Task description = Your job is to restate each entry word for word.

◇ ◇ ◇ ◇

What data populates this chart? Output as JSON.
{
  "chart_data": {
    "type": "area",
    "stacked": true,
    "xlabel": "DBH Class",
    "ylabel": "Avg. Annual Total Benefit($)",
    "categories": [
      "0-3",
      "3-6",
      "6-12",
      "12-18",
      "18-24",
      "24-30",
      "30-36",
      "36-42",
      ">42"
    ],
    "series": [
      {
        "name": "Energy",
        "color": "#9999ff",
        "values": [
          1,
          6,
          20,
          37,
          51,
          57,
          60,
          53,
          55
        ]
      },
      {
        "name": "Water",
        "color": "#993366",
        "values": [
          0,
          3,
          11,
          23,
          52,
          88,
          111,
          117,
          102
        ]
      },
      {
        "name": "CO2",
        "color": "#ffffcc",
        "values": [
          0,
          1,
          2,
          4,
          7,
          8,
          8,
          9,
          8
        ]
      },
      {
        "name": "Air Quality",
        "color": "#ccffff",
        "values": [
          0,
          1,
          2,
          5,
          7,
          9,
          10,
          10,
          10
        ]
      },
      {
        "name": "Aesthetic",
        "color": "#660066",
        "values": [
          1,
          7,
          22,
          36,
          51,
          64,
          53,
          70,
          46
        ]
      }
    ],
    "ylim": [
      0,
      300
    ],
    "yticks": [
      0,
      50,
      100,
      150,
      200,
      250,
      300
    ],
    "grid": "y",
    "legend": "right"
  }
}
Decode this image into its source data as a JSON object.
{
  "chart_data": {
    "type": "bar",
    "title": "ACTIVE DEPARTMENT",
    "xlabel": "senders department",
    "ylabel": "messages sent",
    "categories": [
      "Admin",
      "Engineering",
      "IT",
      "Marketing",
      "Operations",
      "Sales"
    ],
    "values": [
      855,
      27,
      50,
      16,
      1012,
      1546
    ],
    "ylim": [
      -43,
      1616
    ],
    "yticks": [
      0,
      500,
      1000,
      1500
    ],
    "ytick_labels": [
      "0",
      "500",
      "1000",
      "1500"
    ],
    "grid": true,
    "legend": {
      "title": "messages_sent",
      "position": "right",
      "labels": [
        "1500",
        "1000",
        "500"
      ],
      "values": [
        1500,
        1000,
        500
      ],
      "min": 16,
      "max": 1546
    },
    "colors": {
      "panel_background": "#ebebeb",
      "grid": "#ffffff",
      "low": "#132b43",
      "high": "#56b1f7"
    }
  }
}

◇ ◇ ◇ ◇

Exercise answer =
What data populates this chart? Output as JSON.
{
  "chart_data": {
    "type": "area",
    "stacked": true,
    "xlabel": "DBH Class",
    "ylabel": "Avg. Annual Total Benefit($)",
    "categories": [
      "0-3",
      "3-6",
      "6-12",
      "12-18",
      "18-24",
      "24-30",
      "30-36",
      "36-42",
      ">42"
    ],
    "series": [
      {
        "name": "Energy",
        "color": "#9999ff",
        "values": [
          1,
          6,
          20,
          37,
          51,
          57,
          60,
          53,
          55
        ]
      },
      {
        "name": "Water",
        "color": "#993366",
        "values": [
          0,
          3,
          11,
          23,
          52,
          88,
          111,
          117,
          102
        ]
      },
      {
        "name": "CO2",
        "color": "#ffffcc",
        "values": [
          0,
          1,
          2,
          4,
          7,
          8,
          8,
          9,
          8
        ]
      },
      {
        "name": "Air Quality",
        "color": "#ccffff",
        "values": [
          0,
          1,
          2,
          5,
          7,
          9,
          10,
          10,
          10
        ]
      },
      {
        "name": "Aesthetic",
        "color": "#660066",
        "values": [
          1,
          7,
          22,
          36,
          51,
          64,
          53,
          70,
          46
        ]
      }
    ],
    "ylim": [
      0,
      300
    ],
    "yticks": [
      0,
      50,
      100,
      150,
      200,
      250,
      300
    ],
    "grid": "y",
    "legend": "right"
  }
}
Decode this image into its source data as a JSON object.
{
  "chart_data": {
    "type": "bar",
    "title": "ACTIVE DEPARTMENT",
    "xlabel": "senders department",
    "ylabel": "messages sent",
    "categories": [
      "Admin",
      "Engineering",
      "IT",
      "Marketing",
      "Operations",
      "Sales"
    ],
    "values": [
      855,
      27,
      50,
      16,
      1012,
      1546
    ],
    "ylim": [
      -43,
      1616
    ],
    "yticks": [
      0,
      500,
      1000,
      1500
    ],
    "ytick_labels": [
      "0",
      "500",
      "1000",
      "1500"
    ],
    "grid": true,
    "legend": {
      "title": "messages_sent",
      "position": "right",
      "labels": [
        "1500",
        "1000",
        "500"
      ],
      "values": [
        1500,
        1000,
        500
      ],
      "min": 16,
      "max": 1546
    },
    "colors": {
      "panel_background": "#ebebeb",
      "grid": "#ffffff",
      "low": "#132b43",
      "high": "#56b1f7"
    }
  }
}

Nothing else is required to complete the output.